start MATERIAL PROVIDED
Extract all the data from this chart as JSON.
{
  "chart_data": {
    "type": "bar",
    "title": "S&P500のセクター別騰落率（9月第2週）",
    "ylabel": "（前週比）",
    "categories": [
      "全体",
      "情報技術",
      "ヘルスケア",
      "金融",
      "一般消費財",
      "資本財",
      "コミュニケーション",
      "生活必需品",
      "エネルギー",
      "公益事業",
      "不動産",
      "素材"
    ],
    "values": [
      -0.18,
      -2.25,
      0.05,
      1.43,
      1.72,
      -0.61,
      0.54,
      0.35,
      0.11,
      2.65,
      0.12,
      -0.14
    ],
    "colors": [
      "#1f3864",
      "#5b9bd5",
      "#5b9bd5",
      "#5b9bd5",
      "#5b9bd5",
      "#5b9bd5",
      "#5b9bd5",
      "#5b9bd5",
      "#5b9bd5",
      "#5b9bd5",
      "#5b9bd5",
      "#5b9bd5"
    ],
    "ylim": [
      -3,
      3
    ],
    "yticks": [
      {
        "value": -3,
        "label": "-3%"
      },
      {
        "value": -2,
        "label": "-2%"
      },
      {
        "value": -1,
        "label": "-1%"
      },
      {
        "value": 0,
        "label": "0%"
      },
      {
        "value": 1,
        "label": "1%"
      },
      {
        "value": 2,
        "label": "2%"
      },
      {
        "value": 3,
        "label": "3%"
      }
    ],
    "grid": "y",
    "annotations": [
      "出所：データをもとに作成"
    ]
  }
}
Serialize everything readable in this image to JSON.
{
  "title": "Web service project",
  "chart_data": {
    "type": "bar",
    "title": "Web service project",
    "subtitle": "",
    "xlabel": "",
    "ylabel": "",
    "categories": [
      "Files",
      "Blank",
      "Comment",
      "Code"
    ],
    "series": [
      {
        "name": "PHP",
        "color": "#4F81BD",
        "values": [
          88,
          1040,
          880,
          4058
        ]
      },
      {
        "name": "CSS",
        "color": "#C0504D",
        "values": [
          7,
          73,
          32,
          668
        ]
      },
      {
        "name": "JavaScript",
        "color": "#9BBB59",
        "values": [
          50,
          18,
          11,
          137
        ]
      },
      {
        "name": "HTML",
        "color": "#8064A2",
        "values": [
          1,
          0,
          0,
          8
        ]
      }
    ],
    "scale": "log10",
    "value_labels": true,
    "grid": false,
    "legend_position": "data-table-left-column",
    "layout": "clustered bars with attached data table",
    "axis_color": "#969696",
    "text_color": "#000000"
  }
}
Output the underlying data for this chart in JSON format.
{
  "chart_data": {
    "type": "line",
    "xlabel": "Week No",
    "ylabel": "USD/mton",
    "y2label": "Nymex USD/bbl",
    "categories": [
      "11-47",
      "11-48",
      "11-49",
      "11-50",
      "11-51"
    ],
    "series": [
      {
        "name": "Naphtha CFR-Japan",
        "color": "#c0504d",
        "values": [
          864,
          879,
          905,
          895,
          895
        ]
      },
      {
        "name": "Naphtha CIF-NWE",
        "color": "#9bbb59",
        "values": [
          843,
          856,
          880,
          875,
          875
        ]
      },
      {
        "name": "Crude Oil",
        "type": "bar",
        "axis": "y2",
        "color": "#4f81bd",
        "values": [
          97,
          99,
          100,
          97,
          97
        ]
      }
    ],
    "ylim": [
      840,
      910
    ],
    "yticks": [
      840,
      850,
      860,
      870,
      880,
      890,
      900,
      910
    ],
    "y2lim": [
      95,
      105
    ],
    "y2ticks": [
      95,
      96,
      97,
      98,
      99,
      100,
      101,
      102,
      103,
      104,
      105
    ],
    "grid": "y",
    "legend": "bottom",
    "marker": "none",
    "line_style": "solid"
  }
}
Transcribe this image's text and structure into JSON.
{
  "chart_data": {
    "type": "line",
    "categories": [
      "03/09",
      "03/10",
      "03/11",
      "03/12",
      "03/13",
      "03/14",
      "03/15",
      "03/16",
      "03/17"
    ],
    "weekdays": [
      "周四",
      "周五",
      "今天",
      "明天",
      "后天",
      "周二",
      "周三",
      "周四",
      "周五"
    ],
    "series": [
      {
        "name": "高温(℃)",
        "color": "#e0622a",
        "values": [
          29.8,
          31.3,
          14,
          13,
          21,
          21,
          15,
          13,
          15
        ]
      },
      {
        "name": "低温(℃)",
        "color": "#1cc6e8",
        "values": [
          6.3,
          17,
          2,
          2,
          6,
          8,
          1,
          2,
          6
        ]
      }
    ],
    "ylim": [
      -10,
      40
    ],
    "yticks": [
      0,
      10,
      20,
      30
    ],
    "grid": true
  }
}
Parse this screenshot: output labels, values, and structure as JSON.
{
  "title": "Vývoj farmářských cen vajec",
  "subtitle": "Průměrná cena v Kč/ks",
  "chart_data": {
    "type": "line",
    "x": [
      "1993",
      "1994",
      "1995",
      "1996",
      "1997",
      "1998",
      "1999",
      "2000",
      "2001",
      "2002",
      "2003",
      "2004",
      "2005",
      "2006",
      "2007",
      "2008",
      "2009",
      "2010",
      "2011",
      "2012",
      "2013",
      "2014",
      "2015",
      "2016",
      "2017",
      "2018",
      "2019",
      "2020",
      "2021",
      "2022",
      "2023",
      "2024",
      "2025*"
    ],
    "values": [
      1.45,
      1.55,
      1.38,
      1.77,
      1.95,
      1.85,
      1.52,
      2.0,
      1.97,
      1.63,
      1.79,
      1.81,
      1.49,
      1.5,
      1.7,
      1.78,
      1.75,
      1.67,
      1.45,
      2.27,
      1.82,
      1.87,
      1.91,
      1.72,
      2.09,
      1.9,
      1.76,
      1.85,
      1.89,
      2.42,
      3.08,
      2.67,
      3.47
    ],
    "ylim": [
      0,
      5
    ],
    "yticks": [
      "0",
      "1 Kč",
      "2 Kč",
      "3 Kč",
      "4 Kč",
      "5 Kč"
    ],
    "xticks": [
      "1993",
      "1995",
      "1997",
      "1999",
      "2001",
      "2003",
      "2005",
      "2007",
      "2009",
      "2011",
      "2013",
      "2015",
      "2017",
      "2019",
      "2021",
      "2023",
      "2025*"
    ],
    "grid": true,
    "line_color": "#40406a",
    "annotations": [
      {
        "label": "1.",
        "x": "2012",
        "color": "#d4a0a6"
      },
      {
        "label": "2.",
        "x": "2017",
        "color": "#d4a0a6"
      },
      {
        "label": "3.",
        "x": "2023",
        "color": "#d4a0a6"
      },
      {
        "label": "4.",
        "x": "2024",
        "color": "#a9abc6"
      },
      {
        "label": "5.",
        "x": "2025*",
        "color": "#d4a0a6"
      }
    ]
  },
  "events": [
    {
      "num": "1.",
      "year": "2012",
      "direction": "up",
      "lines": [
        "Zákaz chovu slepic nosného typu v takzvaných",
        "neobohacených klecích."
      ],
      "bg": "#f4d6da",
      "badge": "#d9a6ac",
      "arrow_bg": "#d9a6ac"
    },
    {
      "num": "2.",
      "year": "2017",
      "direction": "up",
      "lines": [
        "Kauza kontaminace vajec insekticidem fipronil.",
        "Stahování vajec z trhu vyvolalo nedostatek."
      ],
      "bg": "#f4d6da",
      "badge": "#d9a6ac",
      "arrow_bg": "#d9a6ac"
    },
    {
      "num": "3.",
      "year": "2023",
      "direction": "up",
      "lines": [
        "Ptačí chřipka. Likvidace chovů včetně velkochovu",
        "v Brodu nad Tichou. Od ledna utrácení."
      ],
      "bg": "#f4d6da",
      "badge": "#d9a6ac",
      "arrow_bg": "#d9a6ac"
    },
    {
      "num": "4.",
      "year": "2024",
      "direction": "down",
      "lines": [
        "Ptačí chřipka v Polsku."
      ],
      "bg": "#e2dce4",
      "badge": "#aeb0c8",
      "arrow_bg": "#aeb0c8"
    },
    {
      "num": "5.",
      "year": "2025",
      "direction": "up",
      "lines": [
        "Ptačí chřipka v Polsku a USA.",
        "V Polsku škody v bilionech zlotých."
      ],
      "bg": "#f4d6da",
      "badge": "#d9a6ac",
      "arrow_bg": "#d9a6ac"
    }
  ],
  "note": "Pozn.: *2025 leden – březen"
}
end MATERIAL PROVIDED
# DESCRIPTION OF THE TASK
Of the lines in the data, how many contain the word "table"? Provide the number and nothing further.

# SOLUTION FOR THIS TASK
2